* [Required task]:
Write out the entries below once more, exactly.

* [Entries provided]:
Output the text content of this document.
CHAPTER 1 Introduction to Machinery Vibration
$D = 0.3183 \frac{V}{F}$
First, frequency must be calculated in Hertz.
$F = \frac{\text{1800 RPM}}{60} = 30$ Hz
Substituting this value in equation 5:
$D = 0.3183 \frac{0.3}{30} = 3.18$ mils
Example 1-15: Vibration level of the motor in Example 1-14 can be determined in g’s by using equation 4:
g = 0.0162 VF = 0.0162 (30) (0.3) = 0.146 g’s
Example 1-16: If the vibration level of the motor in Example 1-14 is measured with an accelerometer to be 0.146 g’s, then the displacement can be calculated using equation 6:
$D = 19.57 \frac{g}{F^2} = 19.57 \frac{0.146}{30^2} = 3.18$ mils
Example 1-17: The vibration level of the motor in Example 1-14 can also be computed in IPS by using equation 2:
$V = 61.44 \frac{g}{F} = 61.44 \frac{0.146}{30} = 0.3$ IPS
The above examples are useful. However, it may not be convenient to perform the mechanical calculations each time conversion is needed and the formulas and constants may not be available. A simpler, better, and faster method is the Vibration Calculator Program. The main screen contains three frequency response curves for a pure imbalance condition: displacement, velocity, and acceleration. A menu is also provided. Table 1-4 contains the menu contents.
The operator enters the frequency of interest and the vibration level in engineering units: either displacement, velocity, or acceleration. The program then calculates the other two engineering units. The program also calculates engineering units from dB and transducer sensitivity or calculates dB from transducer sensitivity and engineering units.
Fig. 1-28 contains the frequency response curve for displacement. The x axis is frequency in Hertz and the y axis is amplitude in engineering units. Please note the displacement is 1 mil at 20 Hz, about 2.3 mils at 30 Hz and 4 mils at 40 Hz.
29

* [Response]:
Output the text content of this document.
CHAPTER 1 Introduction to Machinery Vibration
$D = 0.3183 \frac{V}{F}$
First, frequency must be calculated in Hertz.
$F = \frac{\text{1800 RPM}}{60} = 30$ Hz
Substituting this value in equation 5:
$D = 0.3183 \frac{0.3}{30} = 3.18$ mils
Example 1-15: Vibration level of the motor in Example 1-14 can be determined in g’s by using equation 4:
g = 0.0162 VF = 0.0162 (30) (0.3) = 0.146 g’s
Example 1-16: If the vibration level of the motor in Example 1-14 is measured with an accelerometer to be 0.146 g’s, then the displacement can be calculated using equation 6:
$D = 19.57 \frac{g}{F^2} = 19.57 \frac{0.146}{30^2} = 3.18$ mils
Example 1-17: The vibration level of the motor in Example 1-14 can also be computed in IPS by using equation 2:
$V = 61.44 \frac{g}{F} = 61.44 \frac{0.146}{30} = 0.3$ IPS
The above examples are useful. However, it may not be convenient to perform the mechanical calculations each time conversion is needed and the formulas and constants may not be available. A simpler, better, and faster method is the Vibration Calculator Program. The main screen contains three frequency response curves for a pure imbalance condition: displacement, velocity, and acceleration. A menu is also provided. Table 1-4 contains the menu contents.
The operator enters the frequency of interest and the vibration level in engineering units: either displacement, velocity, or acceleration. The program then calculates the other two engineering units. The program also calculates engineering units from dB and transducer sensitivity or calculates dB from transducer sensitivity and engineering units.
Fig. 1-28 contains the frequency response curve for displacement. The x axis is frequency in Hertz and the y axis is amplitude in engineering units. Please note the displacement is 1 mil at 20 Hz, about 2.3 mils at 30 Hz and 4 mils at 40 Hz.
29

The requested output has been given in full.